-- START DATA FOR THIS TASK --
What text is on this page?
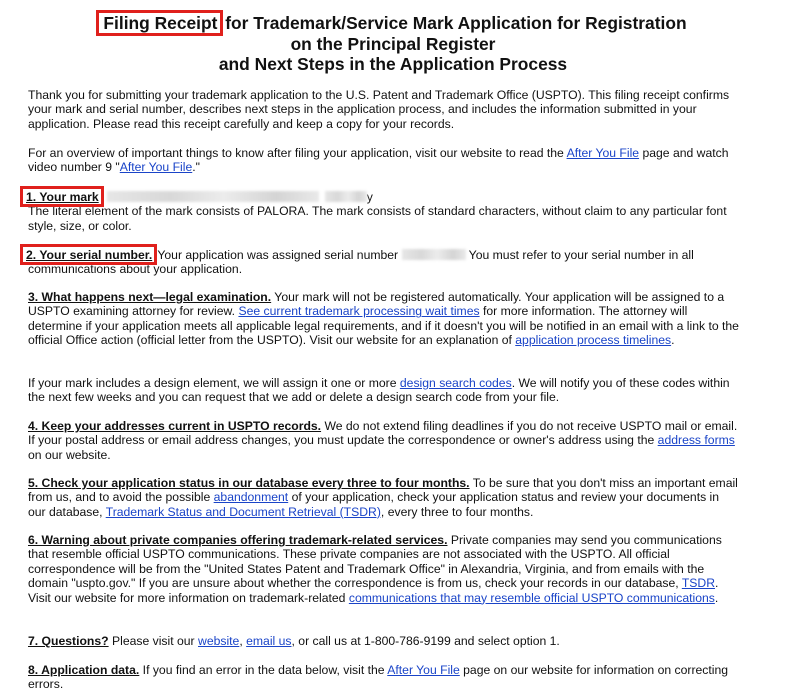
Filing Receipt for Trademark/Service Mark Application for Registration
on the Principal Register
and Next Steps in the Application Process

Thank you for submitting your trademark application to the U.S. Patent and Trademark Office (USPTO). This filing receipt confirms your mark and serial number, describes next steps in the application process, and includes the information submitted in your application. Please read this receipt carefully and keep a copy for your records.

For an overview of important things to know after filing your application, visit our website to read the After You File page and watch video number 9 "After You File."

1. Your mark	y
The literal element of the mark consists of PALORA. The mark consists of standard characters, without claim to any particular font style, size, or color.

2. Your serial number. Your application was assigned serial number	You must refer to your serial number in all communications about your application.

3. What happens next—legal examination. Your mark will not be registered automatically. Your application will be assigned to a USPTO examining attorney for review. See current trademark processing wait times for more information. The attorney will determine if your application meets all applicable legal requirements, and if it doesn't you will be notified in an email with a link to the official Office action (official letter from the USPTO). Visit our website for an explanation of application process timelines.

If your mark includes a design element, we will assign it one or more design search codes. We will notify you of these codes within the next few weeks and you can request that we add or delete a design search code from your file.

4. Keep your addresses current in USPTO records. We do not extend filing deadlines if you do not receive USPTO mail or email. If your postal address or email address changes, you must update the correspondence or owner's address using the address forms on our website.

5. Check your application status in our database every three to four months. To be sure that you don't miss an important email from us, and to avoid the possible abandonment of your application, check your application status and review your documents in our database, Trademark Status and Document Retrieval (TSDR), every three to four months.

6. Warning about private companies offering trademark-related services. Private companies may send you communications that resemble official USPTO communications. These private companies are not associated with the USPTO. All official correspondence will be from the "United States Patent and Trademark Office" in Alexandria, Virginia, and from emails with the domain "uspto.gov." If you are unsure about whether the correspondence is from us, check your records in our database, TSDR. Visit our website for more information on trademark-related communications that may resemble official USPTO communications.

7. Questions? Please visit our website, email us, or call us at 1-800-786-9199 and select option 1.

8. Application data. If you find an error in the data below, visit the After You File page on our website for information on correcting errors.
-- END DATA FOR THIS TASK --
:: OBJECTIVE ::
Copy out every line from the records that has the word "serial".

:: SOLVED EXERCISE ::
Thank you for submitting your trademark application to the U.S. Patent and Trademark Office (USPTO). This filing receipt confirms your mark and serial number, describes next steps in the application process, and includes the information submitted in your application. Please read this receipt carefully and keep a copy for your records.
2. Your serial number. Your application was assigned serial number	You must refer to your serial number in all communications about your application.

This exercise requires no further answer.